[Records about charts and figures]
....................

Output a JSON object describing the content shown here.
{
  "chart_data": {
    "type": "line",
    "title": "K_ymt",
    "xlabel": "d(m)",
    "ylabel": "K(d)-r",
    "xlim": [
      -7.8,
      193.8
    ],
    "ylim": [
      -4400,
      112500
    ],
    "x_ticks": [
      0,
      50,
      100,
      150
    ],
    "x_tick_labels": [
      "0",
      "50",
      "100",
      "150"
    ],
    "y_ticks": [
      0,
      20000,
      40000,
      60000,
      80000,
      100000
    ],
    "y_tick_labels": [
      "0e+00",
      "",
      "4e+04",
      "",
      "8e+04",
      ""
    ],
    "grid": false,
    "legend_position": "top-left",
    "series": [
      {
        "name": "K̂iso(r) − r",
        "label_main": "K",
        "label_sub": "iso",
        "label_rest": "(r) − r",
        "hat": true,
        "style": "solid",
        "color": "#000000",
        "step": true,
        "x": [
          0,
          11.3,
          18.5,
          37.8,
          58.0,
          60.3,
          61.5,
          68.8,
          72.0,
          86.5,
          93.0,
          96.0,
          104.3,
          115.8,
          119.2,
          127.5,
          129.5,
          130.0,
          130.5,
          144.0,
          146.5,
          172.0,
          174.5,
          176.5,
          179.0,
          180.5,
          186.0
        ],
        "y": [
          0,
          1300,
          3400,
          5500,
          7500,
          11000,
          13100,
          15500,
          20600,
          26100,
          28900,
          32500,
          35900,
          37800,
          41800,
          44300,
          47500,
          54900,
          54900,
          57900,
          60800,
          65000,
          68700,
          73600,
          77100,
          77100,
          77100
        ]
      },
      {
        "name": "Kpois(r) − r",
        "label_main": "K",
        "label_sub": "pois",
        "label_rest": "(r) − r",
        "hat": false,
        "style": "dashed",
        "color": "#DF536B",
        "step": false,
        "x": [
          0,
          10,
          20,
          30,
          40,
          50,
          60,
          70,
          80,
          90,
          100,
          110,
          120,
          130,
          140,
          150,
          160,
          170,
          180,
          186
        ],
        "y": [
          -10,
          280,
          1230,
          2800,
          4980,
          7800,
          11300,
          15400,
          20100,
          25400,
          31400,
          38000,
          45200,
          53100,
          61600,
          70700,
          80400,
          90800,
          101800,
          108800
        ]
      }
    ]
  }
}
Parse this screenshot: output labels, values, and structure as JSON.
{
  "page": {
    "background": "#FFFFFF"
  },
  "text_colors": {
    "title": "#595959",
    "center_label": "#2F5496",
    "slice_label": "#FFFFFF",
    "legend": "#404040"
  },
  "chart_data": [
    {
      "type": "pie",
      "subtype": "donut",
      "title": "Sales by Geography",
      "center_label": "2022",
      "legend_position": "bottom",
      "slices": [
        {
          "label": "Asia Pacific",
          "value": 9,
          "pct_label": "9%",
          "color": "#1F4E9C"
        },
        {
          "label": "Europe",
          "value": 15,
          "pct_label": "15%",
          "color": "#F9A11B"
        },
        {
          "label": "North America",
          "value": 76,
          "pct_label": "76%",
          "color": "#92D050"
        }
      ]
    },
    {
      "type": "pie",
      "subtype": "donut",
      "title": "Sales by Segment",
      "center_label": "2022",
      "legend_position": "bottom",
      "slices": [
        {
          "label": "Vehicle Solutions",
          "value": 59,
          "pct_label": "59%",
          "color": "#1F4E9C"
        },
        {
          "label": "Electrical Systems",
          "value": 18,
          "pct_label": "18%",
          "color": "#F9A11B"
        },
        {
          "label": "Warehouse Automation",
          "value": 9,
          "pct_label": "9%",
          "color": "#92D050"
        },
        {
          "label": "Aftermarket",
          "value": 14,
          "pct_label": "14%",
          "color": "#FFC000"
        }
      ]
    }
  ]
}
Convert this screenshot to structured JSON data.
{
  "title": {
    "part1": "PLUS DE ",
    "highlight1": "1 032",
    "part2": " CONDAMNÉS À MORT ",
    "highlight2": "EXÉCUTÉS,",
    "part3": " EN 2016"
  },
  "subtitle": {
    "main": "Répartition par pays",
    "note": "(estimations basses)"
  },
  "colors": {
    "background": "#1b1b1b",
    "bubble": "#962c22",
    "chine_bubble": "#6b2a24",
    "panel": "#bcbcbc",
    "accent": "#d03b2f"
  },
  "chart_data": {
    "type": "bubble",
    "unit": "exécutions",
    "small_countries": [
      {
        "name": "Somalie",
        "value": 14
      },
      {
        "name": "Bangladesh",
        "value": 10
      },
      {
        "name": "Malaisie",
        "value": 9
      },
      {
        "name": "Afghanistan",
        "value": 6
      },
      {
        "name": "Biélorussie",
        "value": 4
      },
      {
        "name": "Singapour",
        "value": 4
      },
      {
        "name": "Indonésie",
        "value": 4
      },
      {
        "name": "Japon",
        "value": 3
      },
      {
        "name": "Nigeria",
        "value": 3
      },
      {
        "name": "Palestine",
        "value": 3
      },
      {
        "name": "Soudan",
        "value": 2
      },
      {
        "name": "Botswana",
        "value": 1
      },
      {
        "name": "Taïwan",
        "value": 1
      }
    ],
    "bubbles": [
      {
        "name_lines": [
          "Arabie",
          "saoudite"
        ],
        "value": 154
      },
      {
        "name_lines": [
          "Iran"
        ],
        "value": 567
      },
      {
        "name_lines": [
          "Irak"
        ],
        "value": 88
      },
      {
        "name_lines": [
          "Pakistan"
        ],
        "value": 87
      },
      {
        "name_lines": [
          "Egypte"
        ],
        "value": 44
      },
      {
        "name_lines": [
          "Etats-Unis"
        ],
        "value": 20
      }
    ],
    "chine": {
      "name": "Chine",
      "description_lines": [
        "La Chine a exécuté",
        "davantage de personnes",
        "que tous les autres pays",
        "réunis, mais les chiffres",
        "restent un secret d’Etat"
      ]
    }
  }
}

....................

▸ The exercise
Give the entries once more, exactly as they appear.

▸ Task result
Output a JSON object describing the content shown here.
{
  "chart_data": {
    "type": "line",
    "title": "K_ymt",
    "xlabel": "d(m)",
    "ylabel": "K(d)-r",
    "xlim": [
      -7.8,
      193.8
    ],
    "ylim": [
      -4400,
      112500
    ],
    "x_ticks": [
      0,
      50,
      100,
      150
    ],
    "x_tick_labels": [
      "0",
      "50",
      "100",
      "150"
    ],
    "y_ticks": [
      0,
      20000,
      40000,
      60000,
      80000,
      100000
    ],
    "y_tick_labels": [
      "0e+00",
      "",
      "4e+04",
      "",
      "8e+04",
      ""
    ],
    "grid": false,
    "legend_position": "top-left",
    "series": [
      {
        "name": "K̂iso(r) − r",
        "label_main": "K",
        "label_sub": "iso",
        "label_rest": "(r) − r",
        "hat": true,
        "style": "solid",
        "color": "#000000",
        "step": true,
        "x": [
          0,
          11.3,
          18.5,
          37.8,
          58.0,
          60.3,
          61.5,
          68.8,
          72.0,
          86.5,
          93.0,
          96.0,
          104.3,
          115.8,
          119.2,
          127.5,
          129.5,
          130.0,
          130.5,
          144.0,
          146.5,
          172.0,
          174.5,
          176.5,
          179.0,
          180.5,
          186.0
        ],
        "y": [
          0,
          1300,
          3400,
          5500,
          7500,
          11000,
          13100,
          15500,
          20600,
          26100,
          28900,
          32500,
          35900,
          37800,
          41800,
          44300,
          47500,
          54900,
          54900,
          57900,
          60800,
          65000,
          68700,
          73600,
          77100,
          77100,
          77100
        ]
      },
      {
        "name": "Kpois(r) − r",
        "label_main": "K",
        "label_sub": "pois",
        "label_rest": "(r) − r",
        "hat": false,
        "style": "dashed",
        "color": "#DF536B",
        "step": false,
        "x": [
          0,
          10,
          20,
          30,
          40,
          50,
          60,
          70,
          80,
          90,
          100,
          110,
          120,
          130,
          140,
          150,
          160,
          170,
          180,
          186
        ],
        "y": [
          -10,
          280,
          1230,
          2800,
          4980,
          7800,
          11300,
          15400,
          20100,
          25400,
          31400,
          38000,
          45200,
          53100,
          61600,
          70700,
          80400,
          90800,
          101800,
          108800
        ]
      }
    ]
  }
}
Parse this screenshot: output labels, values, and structure as JSON.
{
  "page": {
    "background": "#FFFFFF"
  },
  "text_colors": {
    "title": "#595959",
    "center_label": "#2F5496",
    "slice_label": "#FFFFFF",
    "legend": "#404040"
  },
  "chart_data": [
    {
      "type": "pie",
      "subtype": "donut",
      "title": "Sales by Geography",
      "center_label": "2022",
      "legend_position": "bottom",
      "slices": [
        {
          "label": "Asia Pacific",
          "value": 9,
          "pct_label": "9%",
          "color": "#1F4E9C"
        },
        {
          "label": "Europe",
          "value": 15,
          "pct_label": "15%",
          "color": "#F9A11B"
        },
        {
          "label": "North America",
          "value": 76,
          "pct_label": "76%",
          "color": "#92D050"
        }
      ]
    },
    {
      "type": "pie",
      "subtype": "donut",
      "title": "Sales by Segment",
      "center_label": "2022",
      "legend_position": "bottom",
      "slices": [
        {
          "label": "Vehicle Solutions",
          "value": 59,
          "pct_label": "59%",
          "color": "#1F4E9C"
        },
        {
          "label": "Electrical Systems",
          "value": 18,
          "pct_label": "18%",
          "color": "#F9A11B"
        },
        {
          "label": "Warehouse Automation",
          "value": 9,
          "pct_label": "9%",
          "color": "#92D050"
        },
        {
          "label": "Aftermarket",
          "value": 14,
          "pct_label": "14%",
          "color": "#FFC000"
        }
      ]
    }
  ]
}
Convert this screenshot to structured JSON data.
{
  "title": {
    "part1": "PLUS DE ",
    "highlight1": "1 032",
    "part2": " CONDAMNÉS À MORT ",
    "highlight2": "EXÉCUTÉS,",
    "part3": " EN 2016"
  },
  "subtitle": {
    "main": "Répartition par pays",
    "note": "(estimations basses)"
  },
  "colors": {
    "background": "#1b1b1b",
    "bubble": "#962c22",
    "chine_bubble": "#6b2a24",
    "panel": "#bcbcbc",
    "accent": "#d03b2f"
  },
  "chart_data": {
    "type": "bubble",
    "unit": "exécutions",
    "small_countries": [
      {
        "name": "Somalie",
        "value": 14
      },
      {
        "name": "Bangladesh",
        "value": 10
      },
      {
        "name": "Malaisie",
        "value": 9
      },
      {
        "name": "Afghanistan",
        "value": 6
      },
      {
        "name": "Biélorussie",
        "value": 4
      },
      {
        "name": "Singapour",
        "value": 4
      },
      {
        "name": "Indonésie",
        "value": 4
      },
      {
        "name": "Japon",
        "value": 3
      },
      {
        "name": "Nigeria",
        "value": 3
      },
      {
        "name": "Palestine",
        "value": 3
      },
      {
        "name": "Soudan",
        "value": 2
      },
      {
        "name": "Botswana",
        "value": 1
      },
      {
        "name": "Taïwan",
        "value": 1
      }
    ],
    "bubbles": [
      {
        "name_lines": [
          "Arabie",
          "saoudite"
        ],
        "value": 154
      },
      {
        "name_lines": [
          "Iran"
        ],
        "value": 567
      },
      {
        "name_lines": [
          "Irak"
        ],
        "value": 88
      },
      {
        "name_lines": [
          "Pakistan"
        ],
        "value": 87
      },
      {
        "name_lines": [
          "Egypte"
        ],
        "value": 44
      },
      {
        "name_lines": [
          "Etats-Unis"
        ],
        "value": 20
      }
    ],
    "chine": {
      "name": "Chine",
      "description_lines": [
        "La Chine a exécuté",
        "davantage de personnes",
        "que tous les autres pays",
        "réunis, mais les chiffres",
        "restent un secret d’Etat"
      ]
    }
  }
}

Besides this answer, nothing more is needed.